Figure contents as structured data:
start
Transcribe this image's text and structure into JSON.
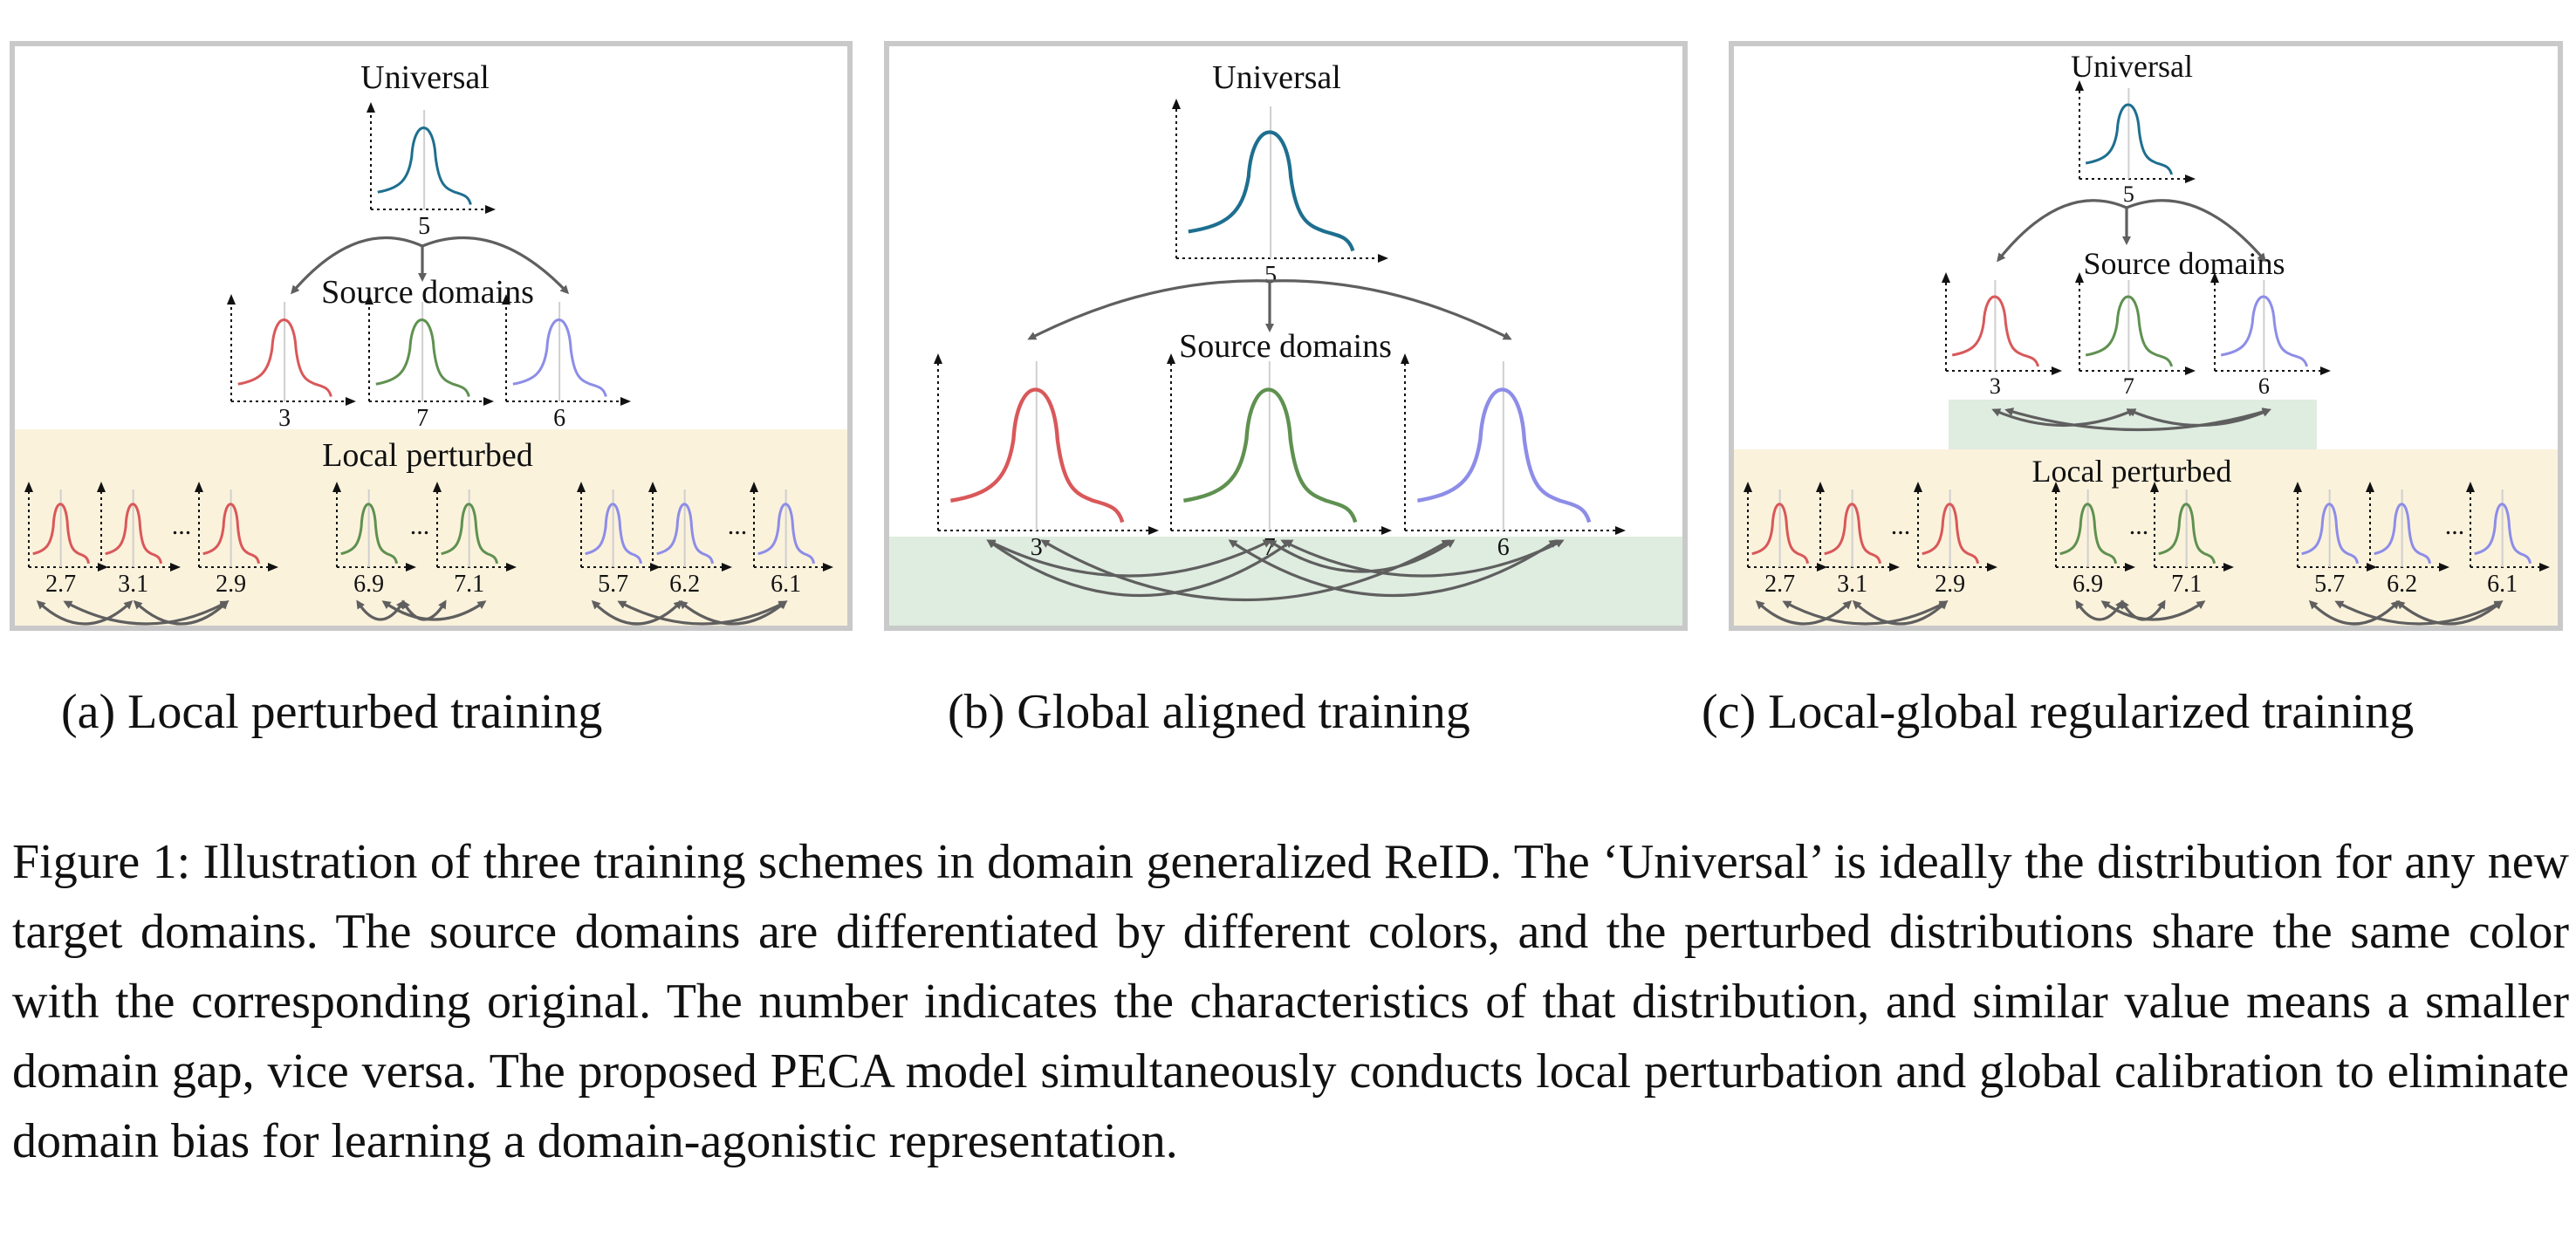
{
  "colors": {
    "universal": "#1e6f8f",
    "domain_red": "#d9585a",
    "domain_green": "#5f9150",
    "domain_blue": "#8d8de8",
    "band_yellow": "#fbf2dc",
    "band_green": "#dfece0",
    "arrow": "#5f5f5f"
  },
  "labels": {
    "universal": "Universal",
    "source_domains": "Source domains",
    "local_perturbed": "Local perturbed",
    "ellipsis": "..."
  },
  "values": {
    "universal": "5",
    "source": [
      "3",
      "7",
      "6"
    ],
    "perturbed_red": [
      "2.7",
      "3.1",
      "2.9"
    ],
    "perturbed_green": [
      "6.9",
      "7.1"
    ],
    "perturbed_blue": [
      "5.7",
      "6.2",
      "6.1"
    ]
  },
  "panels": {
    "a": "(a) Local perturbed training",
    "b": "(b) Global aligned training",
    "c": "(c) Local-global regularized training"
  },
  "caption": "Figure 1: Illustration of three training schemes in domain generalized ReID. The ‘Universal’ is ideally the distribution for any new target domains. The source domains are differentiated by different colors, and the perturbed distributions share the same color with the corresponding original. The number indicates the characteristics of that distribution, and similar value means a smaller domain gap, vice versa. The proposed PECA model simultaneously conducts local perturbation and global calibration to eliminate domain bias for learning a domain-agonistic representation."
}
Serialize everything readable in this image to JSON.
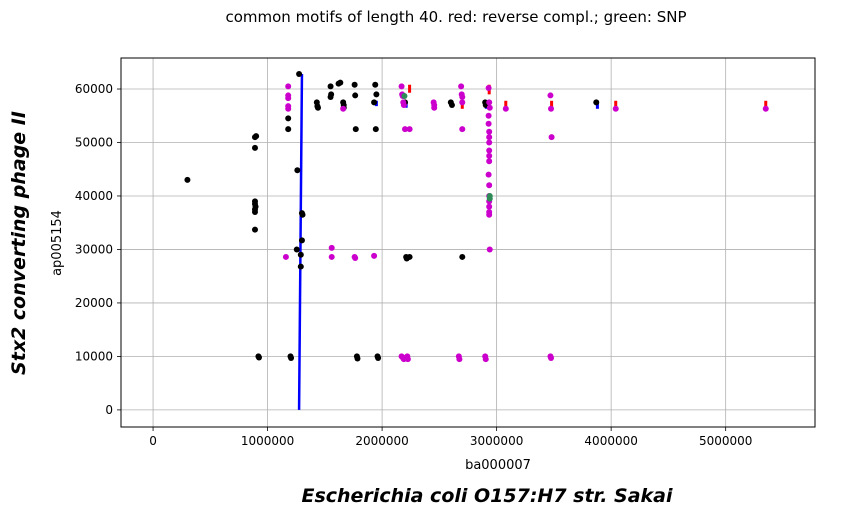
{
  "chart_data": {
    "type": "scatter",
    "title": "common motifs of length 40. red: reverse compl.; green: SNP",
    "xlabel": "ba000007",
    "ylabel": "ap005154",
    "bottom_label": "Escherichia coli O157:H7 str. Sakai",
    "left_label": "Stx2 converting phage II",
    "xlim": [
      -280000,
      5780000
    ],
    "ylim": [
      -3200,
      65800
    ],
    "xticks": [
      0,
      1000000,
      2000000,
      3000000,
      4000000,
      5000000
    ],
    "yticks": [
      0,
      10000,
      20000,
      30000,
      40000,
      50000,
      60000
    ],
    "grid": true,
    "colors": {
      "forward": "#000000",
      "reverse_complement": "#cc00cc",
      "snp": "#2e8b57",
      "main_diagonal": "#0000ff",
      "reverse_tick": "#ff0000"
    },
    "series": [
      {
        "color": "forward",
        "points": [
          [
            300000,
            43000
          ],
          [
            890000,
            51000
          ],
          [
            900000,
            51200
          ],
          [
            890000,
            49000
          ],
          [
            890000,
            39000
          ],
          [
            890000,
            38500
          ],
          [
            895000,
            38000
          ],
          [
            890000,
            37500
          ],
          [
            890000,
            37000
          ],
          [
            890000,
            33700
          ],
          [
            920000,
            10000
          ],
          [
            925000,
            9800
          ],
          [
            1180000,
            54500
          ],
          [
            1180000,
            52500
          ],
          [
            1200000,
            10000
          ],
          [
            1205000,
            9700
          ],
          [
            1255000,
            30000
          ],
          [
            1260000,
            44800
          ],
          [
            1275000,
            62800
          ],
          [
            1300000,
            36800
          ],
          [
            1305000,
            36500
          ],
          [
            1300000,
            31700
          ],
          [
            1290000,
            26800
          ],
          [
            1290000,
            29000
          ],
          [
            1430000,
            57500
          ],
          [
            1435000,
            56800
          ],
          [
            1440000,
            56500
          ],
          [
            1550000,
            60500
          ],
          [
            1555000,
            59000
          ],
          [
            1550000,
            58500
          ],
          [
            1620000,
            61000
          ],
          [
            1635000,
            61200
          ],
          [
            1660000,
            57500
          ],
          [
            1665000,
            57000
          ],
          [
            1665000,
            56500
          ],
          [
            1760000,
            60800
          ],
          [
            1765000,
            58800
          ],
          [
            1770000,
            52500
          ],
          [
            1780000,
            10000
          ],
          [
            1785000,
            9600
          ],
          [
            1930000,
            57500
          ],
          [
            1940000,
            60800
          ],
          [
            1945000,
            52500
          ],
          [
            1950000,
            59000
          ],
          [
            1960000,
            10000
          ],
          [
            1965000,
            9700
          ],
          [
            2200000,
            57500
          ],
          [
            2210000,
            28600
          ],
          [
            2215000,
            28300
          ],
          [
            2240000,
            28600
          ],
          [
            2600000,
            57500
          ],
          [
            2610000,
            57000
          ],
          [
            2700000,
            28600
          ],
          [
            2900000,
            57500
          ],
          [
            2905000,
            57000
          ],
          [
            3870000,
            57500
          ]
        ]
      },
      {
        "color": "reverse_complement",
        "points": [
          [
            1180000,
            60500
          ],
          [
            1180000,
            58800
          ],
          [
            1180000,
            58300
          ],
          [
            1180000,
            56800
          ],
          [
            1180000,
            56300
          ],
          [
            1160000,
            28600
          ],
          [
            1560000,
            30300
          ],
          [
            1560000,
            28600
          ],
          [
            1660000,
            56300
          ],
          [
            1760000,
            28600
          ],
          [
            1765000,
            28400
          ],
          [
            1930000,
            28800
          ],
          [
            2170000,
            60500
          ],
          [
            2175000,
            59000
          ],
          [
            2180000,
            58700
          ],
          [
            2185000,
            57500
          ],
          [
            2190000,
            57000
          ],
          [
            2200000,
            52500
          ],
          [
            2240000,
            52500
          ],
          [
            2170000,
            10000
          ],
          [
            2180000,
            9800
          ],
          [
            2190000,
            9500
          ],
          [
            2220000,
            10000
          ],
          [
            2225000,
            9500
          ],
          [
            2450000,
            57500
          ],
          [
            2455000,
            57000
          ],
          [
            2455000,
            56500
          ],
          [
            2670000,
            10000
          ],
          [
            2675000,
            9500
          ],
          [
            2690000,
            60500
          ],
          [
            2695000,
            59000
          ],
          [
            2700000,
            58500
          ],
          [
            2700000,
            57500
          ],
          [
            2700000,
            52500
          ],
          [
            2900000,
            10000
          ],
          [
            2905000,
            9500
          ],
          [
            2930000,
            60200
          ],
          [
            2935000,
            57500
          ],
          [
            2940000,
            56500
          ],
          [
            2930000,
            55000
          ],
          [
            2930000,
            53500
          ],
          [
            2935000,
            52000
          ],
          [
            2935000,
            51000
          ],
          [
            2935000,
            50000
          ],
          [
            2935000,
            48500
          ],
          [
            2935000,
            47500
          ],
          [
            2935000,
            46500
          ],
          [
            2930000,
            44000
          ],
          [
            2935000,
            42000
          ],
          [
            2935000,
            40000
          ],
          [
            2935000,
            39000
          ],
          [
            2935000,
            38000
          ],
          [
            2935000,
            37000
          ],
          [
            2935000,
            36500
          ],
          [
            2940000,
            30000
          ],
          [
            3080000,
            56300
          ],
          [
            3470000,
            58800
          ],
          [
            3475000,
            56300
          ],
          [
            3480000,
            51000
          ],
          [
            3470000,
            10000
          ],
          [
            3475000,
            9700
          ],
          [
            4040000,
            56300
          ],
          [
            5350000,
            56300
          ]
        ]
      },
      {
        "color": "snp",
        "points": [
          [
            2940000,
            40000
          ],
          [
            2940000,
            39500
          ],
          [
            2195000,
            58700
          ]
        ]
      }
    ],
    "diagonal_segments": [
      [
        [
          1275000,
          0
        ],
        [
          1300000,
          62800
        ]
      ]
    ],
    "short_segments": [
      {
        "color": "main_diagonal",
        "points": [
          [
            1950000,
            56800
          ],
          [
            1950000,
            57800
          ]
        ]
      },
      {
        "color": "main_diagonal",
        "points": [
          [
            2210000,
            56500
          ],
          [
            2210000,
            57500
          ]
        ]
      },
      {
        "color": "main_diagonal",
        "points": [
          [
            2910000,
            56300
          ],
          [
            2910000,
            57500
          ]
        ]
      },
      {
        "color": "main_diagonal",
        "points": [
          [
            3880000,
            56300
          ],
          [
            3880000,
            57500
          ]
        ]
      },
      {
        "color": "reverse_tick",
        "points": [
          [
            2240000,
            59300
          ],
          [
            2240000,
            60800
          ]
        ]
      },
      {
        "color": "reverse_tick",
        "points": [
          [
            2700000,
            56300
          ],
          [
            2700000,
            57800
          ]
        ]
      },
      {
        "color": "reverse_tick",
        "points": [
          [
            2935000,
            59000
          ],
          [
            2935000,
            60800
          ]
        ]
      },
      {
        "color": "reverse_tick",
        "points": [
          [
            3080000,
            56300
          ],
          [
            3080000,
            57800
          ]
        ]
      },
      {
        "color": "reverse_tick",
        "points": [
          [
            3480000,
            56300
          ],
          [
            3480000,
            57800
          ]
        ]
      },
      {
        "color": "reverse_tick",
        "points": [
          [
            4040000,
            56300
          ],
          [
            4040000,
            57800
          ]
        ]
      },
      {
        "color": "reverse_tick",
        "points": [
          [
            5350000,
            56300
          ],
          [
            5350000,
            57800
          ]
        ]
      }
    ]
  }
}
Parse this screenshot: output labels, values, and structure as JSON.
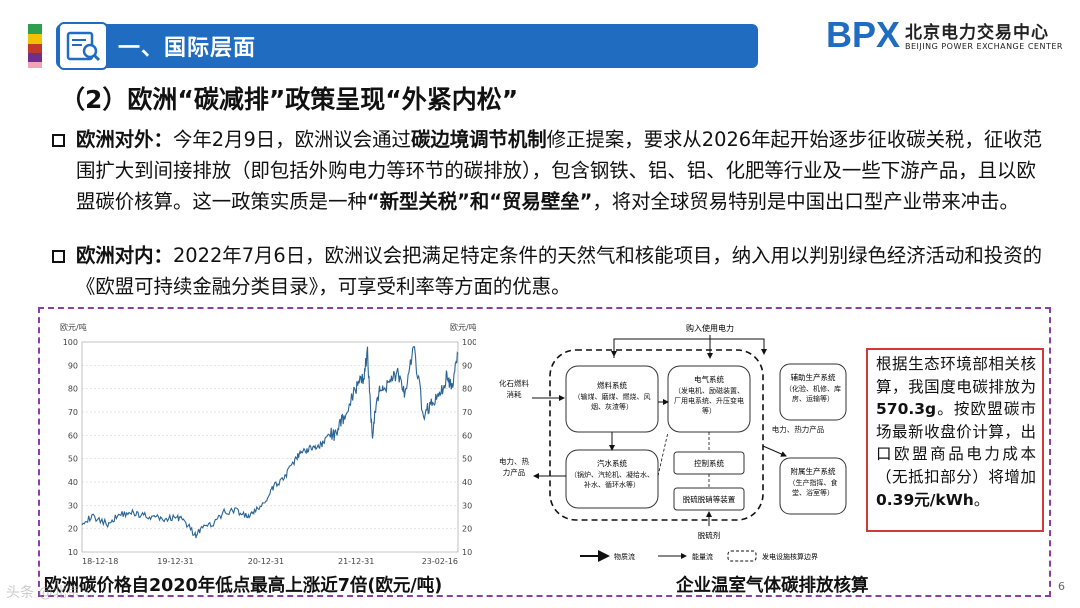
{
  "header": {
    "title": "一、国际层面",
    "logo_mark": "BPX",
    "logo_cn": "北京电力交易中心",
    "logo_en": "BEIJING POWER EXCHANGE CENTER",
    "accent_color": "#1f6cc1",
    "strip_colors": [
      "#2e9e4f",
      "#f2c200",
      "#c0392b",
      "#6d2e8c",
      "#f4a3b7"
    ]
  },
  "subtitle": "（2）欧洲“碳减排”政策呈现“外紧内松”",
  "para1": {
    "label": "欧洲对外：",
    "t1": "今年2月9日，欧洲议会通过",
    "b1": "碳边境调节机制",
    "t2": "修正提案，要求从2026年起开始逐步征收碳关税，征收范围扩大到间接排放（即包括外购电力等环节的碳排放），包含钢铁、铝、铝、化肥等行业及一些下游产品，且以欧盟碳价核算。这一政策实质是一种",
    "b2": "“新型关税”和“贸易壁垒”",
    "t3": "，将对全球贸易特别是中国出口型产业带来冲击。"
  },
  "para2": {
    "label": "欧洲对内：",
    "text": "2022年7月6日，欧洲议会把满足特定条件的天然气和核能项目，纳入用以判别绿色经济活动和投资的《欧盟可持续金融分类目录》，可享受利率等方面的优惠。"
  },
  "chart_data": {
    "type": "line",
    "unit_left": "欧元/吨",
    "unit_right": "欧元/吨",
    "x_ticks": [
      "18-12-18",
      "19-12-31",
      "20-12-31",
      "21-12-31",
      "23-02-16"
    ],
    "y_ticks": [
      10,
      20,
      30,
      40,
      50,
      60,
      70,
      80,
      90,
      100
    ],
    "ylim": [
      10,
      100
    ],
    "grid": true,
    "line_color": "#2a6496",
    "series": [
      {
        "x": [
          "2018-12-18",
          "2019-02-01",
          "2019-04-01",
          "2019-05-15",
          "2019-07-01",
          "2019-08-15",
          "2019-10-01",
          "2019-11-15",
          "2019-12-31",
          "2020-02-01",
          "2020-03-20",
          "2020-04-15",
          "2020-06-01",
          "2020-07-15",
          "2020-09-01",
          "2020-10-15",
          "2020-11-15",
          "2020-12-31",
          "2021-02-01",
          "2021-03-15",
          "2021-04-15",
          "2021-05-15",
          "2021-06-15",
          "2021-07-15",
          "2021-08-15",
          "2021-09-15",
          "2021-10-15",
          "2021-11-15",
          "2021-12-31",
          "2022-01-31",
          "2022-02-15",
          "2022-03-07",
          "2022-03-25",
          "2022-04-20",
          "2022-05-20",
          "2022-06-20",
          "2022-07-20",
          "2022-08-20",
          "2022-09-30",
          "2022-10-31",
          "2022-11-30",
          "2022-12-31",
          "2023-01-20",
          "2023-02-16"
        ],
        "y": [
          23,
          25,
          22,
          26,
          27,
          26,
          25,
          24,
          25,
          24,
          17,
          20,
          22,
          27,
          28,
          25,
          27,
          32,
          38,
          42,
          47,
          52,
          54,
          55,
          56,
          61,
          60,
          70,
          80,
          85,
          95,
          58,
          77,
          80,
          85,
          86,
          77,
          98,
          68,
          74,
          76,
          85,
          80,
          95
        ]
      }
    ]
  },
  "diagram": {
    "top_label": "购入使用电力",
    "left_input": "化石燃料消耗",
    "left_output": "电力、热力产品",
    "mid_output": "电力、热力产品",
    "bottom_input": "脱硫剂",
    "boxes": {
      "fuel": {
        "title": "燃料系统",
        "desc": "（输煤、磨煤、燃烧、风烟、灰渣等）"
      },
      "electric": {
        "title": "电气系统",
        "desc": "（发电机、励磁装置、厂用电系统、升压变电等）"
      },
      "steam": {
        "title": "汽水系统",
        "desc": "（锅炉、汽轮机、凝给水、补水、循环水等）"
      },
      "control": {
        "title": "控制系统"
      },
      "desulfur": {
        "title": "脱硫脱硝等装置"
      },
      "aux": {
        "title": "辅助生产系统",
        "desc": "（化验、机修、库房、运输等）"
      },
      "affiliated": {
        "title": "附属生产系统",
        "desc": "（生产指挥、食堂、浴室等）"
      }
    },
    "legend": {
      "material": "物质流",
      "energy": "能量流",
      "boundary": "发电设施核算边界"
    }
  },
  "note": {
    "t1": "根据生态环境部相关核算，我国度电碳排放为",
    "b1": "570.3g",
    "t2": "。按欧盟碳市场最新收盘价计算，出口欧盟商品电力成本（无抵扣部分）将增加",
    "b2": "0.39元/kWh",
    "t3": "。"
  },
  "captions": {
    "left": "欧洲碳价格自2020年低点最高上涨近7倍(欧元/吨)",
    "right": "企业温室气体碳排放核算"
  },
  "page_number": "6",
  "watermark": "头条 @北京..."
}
end
▸ Your task
Pull out every line in the data above that has the word "desc".

▸ Solution
        "desc": "（输煤、磨煤、燃烧、风烟、灰渣等）"
        "desc": "（发电机、励磁装置、厂用电系统、升压变电等）"
        "desc": "（锅炉、汽轮机、凝给水、补水、循环水等）"
        "desc": "（化验、机修、库房、运输等）"
        "desc": "（生产指挥、食堂、浴室等）"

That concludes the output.